Work to be completed: In the data below, locate each line with the word "they" and list it.

Given entries:
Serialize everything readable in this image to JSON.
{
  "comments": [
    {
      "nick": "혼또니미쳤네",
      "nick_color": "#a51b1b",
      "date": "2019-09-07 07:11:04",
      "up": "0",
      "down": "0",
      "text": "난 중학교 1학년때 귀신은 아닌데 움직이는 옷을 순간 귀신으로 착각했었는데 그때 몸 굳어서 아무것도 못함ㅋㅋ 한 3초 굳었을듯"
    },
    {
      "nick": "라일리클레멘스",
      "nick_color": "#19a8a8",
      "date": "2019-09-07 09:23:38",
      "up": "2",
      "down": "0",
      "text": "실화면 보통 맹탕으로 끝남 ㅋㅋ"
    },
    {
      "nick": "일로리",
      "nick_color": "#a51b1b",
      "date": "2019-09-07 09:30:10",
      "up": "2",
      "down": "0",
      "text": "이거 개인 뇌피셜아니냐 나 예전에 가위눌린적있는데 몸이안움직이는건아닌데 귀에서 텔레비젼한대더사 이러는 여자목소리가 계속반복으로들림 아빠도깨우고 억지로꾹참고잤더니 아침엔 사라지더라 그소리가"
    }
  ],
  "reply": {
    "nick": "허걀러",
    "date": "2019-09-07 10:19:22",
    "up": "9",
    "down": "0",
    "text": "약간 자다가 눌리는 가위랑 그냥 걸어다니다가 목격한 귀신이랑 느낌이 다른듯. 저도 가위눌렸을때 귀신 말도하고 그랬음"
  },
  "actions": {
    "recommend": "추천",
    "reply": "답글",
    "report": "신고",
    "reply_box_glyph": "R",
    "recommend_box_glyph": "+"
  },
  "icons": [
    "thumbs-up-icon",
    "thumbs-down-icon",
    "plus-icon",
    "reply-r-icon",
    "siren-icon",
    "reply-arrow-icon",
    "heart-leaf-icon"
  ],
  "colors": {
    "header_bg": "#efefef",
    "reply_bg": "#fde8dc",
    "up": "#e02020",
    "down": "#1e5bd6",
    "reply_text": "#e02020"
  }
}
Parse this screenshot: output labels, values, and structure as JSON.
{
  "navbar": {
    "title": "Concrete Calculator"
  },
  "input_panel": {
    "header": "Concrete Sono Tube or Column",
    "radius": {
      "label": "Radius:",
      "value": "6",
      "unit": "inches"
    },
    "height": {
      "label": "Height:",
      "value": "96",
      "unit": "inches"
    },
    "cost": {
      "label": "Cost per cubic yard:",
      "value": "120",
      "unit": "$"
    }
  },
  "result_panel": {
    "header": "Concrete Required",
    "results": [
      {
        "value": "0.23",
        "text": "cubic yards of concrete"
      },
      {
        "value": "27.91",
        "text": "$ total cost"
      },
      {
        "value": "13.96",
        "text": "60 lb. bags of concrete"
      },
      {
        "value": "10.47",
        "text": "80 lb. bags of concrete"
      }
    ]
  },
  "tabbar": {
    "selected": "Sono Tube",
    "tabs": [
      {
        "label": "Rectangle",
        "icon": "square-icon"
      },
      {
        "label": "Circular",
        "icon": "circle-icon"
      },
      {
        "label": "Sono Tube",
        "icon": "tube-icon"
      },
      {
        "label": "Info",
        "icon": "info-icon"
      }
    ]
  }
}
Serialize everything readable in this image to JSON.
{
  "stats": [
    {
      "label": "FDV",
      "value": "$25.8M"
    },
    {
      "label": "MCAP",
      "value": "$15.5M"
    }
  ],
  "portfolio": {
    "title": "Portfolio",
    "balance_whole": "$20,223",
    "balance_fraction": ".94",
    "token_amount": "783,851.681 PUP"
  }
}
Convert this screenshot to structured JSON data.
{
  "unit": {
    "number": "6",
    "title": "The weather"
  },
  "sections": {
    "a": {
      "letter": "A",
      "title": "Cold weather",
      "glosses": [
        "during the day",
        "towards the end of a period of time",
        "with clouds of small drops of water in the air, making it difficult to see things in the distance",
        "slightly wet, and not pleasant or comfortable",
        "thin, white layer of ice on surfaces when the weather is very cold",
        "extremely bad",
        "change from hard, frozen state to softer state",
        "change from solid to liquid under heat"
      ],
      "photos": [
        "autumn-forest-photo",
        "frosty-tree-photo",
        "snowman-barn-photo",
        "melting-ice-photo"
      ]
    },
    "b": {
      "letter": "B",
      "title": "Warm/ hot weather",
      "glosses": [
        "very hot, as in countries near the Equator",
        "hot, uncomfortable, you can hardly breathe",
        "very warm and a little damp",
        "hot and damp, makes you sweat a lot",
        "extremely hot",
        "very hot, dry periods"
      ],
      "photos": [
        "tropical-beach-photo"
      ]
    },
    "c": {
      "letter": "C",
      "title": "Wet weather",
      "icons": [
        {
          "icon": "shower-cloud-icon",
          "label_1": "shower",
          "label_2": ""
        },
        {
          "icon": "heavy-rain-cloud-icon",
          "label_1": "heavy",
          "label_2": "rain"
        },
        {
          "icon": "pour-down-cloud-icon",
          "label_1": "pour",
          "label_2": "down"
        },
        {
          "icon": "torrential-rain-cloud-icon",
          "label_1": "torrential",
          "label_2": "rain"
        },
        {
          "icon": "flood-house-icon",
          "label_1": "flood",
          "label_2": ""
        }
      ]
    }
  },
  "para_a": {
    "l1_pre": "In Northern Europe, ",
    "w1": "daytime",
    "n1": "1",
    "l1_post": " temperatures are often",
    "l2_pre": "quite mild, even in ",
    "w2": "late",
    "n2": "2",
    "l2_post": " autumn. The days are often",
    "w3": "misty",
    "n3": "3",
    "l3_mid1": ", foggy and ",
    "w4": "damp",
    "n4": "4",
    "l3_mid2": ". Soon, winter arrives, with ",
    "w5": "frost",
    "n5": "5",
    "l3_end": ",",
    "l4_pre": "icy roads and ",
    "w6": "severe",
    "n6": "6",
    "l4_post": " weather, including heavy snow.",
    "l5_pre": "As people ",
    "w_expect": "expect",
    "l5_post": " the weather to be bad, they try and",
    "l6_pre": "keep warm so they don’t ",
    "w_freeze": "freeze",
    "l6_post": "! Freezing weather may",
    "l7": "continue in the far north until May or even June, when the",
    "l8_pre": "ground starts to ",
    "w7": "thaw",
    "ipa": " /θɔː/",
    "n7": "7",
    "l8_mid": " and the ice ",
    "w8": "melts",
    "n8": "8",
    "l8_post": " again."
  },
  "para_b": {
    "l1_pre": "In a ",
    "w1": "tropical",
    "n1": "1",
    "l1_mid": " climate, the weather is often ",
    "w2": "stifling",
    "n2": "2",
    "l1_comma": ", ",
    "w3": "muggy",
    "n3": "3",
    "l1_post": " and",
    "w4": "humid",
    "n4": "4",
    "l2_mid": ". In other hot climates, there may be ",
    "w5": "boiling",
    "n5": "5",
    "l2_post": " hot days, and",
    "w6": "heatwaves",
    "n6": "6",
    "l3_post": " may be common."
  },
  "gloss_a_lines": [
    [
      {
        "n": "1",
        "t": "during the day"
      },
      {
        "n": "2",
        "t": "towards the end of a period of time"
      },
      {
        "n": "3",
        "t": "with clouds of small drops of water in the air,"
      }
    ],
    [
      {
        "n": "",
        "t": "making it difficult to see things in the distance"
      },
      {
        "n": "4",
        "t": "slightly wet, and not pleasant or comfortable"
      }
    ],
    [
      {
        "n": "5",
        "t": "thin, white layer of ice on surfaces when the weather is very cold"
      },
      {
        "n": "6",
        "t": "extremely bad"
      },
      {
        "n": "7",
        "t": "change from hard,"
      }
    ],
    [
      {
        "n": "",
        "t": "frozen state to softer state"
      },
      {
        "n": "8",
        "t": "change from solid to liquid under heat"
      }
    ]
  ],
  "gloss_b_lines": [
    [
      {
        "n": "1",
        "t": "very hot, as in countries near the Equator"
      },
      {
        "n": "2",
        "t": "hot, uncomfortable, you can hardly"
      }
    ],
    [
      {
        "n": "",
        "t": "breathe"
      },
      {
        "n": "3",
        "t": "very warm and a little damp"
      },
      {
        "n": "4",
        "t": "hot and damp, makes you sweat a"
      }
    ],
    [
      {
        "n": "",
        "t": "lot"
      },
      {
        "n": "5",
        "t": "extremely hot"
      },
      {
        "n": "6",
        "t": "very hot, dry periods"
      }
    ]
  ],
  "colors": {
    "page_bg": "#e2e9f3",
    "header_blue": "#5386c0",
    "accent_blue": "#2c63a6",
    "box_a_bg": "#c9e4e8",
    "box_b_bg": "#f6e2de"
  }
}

Right answer:
    "l5_post": " the weather to be bad, they try and",
    "l6_pre": "keep warm so they don’t ",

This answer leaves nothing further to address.